:: DATASET

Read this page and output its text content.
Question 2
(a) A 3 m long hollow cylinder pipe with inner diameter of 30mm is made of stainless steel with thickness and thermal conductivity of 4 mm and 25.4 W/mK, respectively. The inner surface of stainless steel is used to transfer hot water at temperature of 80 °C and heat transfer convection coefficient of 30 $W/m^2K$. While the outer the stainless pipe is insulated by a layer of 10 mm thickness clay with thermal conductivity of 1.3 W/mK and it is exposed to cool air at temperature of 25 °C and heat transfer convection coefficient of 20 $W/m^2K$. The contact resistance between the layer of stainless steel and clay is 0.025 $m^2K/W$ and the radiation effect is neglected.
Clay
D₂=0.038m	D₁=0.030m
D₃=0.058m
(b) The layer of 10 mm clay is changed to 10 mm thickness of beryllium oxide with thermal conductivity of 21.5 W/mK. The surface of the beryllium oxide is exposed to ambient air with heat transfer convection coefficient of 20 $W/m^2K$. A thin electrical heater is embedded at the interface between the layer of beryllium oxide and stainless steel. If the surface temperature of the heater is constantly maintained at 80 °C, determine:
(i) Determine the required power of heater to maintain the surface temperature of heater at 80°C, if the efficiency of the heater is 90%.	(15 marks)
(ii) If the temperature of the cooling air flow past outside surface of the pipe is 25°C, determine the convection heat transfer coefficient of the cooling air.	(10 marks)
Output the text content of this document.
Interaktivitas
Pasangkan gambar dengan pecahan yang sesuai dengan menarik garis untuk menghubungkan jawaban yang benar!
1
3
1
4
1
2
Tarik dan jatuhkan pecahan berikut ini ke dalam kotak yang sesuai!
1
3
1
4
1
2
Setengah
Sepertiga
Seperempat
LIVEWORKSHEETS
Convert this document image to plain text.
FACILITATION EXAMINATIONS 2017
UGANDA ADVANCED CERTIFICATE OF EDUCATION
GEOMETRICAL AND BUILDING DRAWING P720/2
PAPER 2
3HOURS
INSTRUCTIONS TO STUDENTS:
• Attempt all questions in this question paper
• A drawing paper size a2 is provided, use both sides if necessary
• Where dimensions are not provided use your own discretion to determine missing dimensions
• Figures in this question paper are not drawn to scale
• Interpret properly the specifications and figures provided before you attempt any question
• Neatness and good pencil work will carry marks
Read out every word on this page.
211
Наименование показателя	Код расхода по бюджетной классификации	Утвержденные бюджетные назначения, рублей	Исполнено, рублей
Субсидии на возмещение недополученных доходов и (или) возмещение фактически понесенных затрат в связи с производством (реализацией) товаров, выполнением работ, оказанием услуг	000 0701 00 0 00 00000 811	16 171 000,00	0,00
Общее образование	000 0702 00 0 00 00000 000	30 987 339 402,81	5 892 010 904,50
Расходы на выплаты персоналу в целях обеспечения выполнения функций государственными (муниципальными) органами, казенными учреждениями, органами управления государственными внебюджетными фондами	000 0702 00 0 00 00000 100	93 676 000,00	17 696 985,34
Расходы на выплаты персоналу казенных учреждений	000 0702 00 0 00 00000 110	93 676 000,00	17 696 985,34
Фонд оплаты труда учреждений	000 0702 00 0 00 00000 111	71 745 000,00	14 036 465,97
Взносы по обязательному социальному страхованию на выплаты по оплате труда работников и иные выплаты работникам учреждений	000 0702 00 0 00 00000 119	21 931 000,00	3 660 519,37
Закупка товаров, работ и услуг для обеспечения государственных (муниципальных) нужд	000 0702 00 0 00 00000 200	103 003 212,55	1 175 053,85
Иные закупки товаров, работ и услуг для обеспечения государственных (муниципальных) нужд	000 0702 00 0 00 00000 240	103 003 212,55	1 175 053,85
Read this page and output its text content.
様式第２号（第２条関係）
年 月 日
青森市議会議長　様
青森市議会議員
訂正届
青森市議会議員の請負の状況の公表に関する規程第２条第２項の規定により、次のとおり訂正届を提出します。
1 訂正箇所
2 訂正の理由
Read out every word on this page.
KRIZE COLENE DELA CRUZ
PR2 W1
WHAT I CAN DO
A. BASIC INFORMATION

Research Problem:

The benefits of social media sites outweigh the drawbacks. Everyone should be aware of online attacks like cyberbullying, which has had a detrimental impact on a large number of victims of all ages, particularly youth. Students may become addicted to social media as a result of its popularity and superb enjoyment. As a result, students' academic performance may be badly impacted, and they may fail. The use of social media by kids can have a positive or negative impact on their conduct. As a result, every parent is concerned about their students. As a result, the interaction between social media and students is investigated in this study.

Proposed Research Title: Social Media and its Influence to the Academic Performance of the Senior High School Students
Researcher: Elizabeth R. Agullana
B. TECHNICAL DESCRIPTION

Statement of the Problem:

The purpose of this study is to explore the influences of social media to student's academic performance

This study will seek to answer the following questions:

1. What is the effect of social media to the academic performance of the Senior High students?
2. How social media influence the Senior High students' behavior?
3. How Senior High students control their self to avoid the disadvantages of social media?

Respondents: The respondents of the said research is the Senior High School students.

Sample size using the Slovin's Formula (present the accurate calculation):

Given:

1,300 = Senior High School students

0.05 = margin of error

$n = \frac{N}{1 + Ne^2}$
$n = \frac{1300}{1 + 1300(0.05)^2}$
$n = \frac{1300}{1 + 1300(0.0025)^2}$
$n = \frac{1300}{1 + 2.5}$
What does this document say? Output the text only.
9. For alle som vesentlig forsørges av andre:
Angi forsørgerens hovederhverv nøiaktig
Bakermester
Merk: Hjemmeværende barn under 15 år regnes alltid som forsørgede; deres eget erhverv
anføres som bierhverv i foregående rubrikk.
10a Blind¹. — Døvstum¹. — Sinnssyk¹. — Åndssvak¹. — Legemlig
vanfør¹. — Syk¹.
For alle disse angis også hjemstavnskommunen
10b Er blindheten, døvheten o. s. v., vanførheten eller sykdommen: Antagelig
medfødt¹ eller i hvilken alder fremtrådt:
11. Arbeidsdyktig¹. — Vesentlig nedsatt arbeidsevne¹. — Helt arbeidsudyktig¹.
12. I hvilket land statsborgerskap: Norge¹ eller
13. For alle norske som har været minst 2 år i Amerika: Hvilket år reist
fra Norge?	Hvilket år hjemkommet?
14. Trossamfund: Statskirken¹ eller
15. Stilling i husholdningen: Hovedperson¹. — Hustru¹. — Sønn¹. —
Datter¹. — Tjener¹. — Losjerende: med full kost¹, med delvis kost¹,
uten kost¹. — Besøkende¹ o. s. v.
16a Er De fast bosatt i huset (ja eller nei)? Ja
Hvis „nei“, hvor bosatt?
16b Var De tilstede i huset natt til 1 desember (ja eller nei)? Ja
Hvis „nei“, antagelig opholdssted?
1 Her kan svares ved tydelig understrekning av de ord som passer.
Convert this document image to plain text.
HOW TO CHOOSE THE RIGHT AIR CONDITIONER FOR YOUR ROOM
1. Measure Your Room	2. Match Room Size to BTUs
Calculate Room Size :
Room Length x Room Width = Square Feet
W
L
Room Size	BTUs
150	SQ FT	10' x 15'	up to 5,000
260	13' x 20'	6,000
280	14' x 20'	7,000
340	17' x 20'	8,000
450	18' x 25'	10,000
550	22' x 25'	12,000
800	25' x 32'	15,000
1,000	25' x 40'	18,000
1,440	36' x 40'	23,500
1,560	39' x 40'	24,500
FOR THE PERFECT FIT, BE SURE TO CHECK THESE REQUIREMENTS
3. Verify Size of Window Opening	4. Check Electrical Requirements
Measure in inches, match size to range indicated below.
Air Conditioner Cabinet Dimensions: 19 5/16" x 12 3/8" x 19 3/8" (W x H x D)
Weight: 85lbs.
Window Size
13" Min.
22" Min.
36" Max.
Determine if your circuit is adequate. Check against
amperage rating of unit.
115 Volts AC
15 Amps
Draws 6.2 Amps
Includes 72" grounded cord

::::

● **EXERCISE PROMPT**
Reproduce each entry word for word.

● **SOLUTION**
Read this page and output its text content.
Question 2
(a) A 3 m long hollow cylinder pipe with inner diameter of 30mm is made of stainless steel with thickness and thermal conductivity of 4 mm and 25.4 W/mK, respectively. The inner surface of stainless steel is used to transfer hot water at temperature of 80 °C and heat transfer convection coefficient of 30 $W/m^2K$. While the outer the stainless pipe is insulated by a layer of 10 mm thickness clay with thermal conductivity of 1.3 W/mK and it is exposed to cool air at temperature of 25 °C and heat transfer convection coefficient of 20 $W/m^2K$. The contact resistance between the layer of stainless steel and clay is 0.025 $m^2K/W$ and the radiation effect is neglected.
Clay
D₂=0.038m	D₁=0.030m
D₃=0.058m
(b) The layer of 10 mm clay is changed to 10 mm thickness of beryllium oxide with thermal conductivity of 21.5 W/mK. The surface of the beryllium oxide is exposed to ambient air with heat transfer convection coefficient of 20 $W/m^2K$. A thin electrical heater is embedded at the interface between the layer of beryllium oxide and stainless steel. If the surface temperature of the heater is constantly maintained at 80 °C, determine:
(i) Determine the required power of heater to maintain the surface temperature of heater at 80°C, if the efficiency of the heater is 90%.	(15 marks)
(ii) If the temperature of the cooling air flow past outside surface of the pipe is 25°C, determine the convection heat transfer coefficient of the cooling air.	(10 marks)
Output the text content of this document.
Interaktivitas
Pasangkan gambar dengan pecahan yang sesuai dengan menarik garis untuk menghubungkan jawaban yang benar!
1
3
1
4
1
2
Tarik dan jatuhkan pecahan berikut ini ke dalam kotak yang sesuai!
1
3
1
4
1
2
Setengah
Sepertiga
Seperempat
LIVEWORKSHEETS
Convert this document image to plain text.
FACILITATION EXAMINATIONS 2017
UGANDA ADVANCED CERTIFICATE OF EDUCATION
GEOMETRICAL AND BUILDING DRAWING P720/2
PAPER 2
3HOURS
INSTRUCTIONS TO STUDENTS:
• Attempt all questions in this question paper
• A drawing paper size a2 is provided, use both sides if necessary
• Where dimensions are not provided use your own discretion to determine missing dimensions
• Figures in this question paper are not drawn to scale
• Interpret properly the specifications and figures provided before you attempt any question
• Neatness and good pencil work will carry marks
Read out every word on this page.
211
Наименование показателя	Код расхода по бюджетной классификации	Утвержденные бюджетные назначения, рублей	Исполнено, рублей
Субсидии на возмещение недополученных доходов и (или) возмещение фактически понесенных затрат в связи с производством (реализацией) товаров, выполнением работ, оказанием услуг	000 0701 00 0 00 00000 811	16 171 000,00	0,00
Общее образование	000 0702 00 0 00 00000 000	30 987 339 402,81	5 892 010 904,50
Расходы на выплаты персоналу в целях обеспечения выполнения функций государственными (муниципальными) органами, казенными учреждениями, органами управления государственными внебюджетными фондами	000 0702 00 0 00 00000 100	93 676 000,00	17 696 985,34
Расходы на выплаты персоналу казенных учреждений	000 0702 00 0 00 00000 110	93 676 000,00	17 696 985,34
Фонд оплаты труда учреждений	000 0702 00 0 00 00000 111	71 745 000,00	14 036 465,97
Взносы по обязательному социальному страхованию на выплаты по оплате труда работников и иные выплаты работникам учреждений	000 0702 00 0 00 00000 119	21 931 000,00	3 660 519,37
Закупка товаров, работ и услуг для обеспечения государственных (муниципальных) нужд	000 0702 00 0 00 00000 200	103 003 212,55	1 175 053,85
Иные закупки товаров, работ и услуг для обеспечения государственных (муниципальных) нужд	000 0702 00 0 00 00000 240	103 003 212,55	1 175 053,85
Read this page and output its text content.
様式第２号（第２条関係）
年 月 日
青森市議会議長　様
青森市議会議員
訂正届
青森市議会議員の請負の状況の公表に関する規程第２条第２項の規定により、次のとおり訂正届を提出します。
1 訂正箇所
2 訂正の理由
Read out every word on this page.
KRIZE COLENE DELA CRUZ
PR2 W1
WHAT I CAN DO
A. BASIC INFORMATION

Research Problem:

The benefits of social media sites outweigh the drawbacks. Everyone should be aware of online attacks like cyberbullying, which has had a detrimental impact on a large number of victims of all ages, particularly youth. Students may become addicted to social media as a result of its popularity and superb enjoyment. As a result, students' academic performance may be badly impacted, and they may fail. The use of social media by kids can have a positive or negative impact on their conduct. As a result, every parent is concerned about their students. As a result, the interaction between social media and students is investigated in this study.

Proposed Research Title: Social Media and its Influence to the Academic Performance of the Senior High School Students
Researcher: Elizabeth R. Agullana
B. TECHNICAL DESCRIPTION

Statement of the Problem:

The purpose of this study is to explore the influences of social media to student's academic performance

This study will seek to answer the following questions:

1. What is the effect of social media to the academic performance of the Senior High students?
2. How social media influence the Senior High students' behavior?
3. How Senior High students control their self to avoid the disadvantages of social media?

Respondents: The respondents of the said research is the Senior High School students.

Sample size using the Slovin's Formula (present the accurate calculation):

Given:

1,300 = Senior High School students

0.05 = margin of error

$n = \frac{N}{1 + Ne^2}$
$n = \frac{1300}{1 + 1300(0.05)^2}$
$n = \frac{1300}{1 + 1300(0.0025)^2}$
$n = \frac{1300}{1 + 2.5}$
What does this document say? Output the text only.
9. For alle som vesentlig forsørges av andre:
Angi forsørgerens hovederhverv nøiaktig
Bakermester
Merk: Hjemmeværende barn under 15 år regnes alltid som forsørgede; deres eget erhverv
anføres som bierhverv i foregående rubrikk.
10a Blind¹. — Døvstum¹. — Sinnssyk¹. — Åndssvak¹. — Legemlig
vanfør¹. — Syk¹.
For alle disse angis også hjemstavnskommunen
10b Er blindheten, døvheten o. s. v., vanførheten eller sykdommen: Antagelig
medfødt¹ eller i hvilken alder fremtrådt:
11. Arbeidsdyktig¹. — Vesentlig nedsatt arbeidsevne¹. — Helt arbeidsudyktig¹.
12. I hvilket land statsborgerskap: Norge¹ eller
13. For alle norske som har været minst 2 år i Amerika: Hvilket år reist
fra Norge?	Hvilket år hjemkommet?
14. Trossamfund: Statskirken¹ eller
15. Stilling i husholdningen: Hovedperson¹. — Hustru¹. — Sønn¹. —
Datter¹. — Tjener¹. — Losjerende: med full kost¹, med delvis kost¹,
uten kost¹. — Besøkende¹ o. s. v.
16a Er De fast bosatt i huset (ja eller nei)? Ja
Hvis „nei“, hvor bosatt?
16b Var De tilstede i huset natt til 1 desember (ja eller nei)? Ja
Hvis „nei“, antagelig opholdssted?
1 Her kan svares ved tydelig understrekning av de ord som passer.
Convert this document image to plain text.
HOW TO CHOOSE THE RIGHT AIR CONDITIONER FOR YOUR ROOM
1. Measure Your Room	2. Match Room Size to BTUs
Calculate Room Size :
Room Length x Room Width = Square Feet
W
L
Room Size	BTUs
150	SQ FT	10' x 15'	up to 5,000
260	13' x 20'	6,000
280	14' x 20'	7,000
340	17' x 20'	8,000
450	18' x 25'	10,000
550	22' x 25'	12,000
800	25' x 32'	15,000
1,000	25' x 40'	18,000
1,440	36' x 40'	23,500
1,560	39' x 40'	24,500
FOR THE PERFECT FIT, BE SURE TO CHECK THESE REQUIREMENTS
3. Verify Size of Window Opening	4. Check Electrical Requirements
Measure in inches, match size to range indicated below.
Air Conditioner Cabinet Dimensions: 19 5/16" x 12 3/8" x 19 3/8" (W x H x D)
Weight: 85lbs.
Window Size
13" Min.
22" Min.
36" Max.
Determine if your circuit is adequate. Check against
amperage rating of unit.
115 Volts AC
15 Amps
Draws 6.2 Amps
Includes 72" grounded cord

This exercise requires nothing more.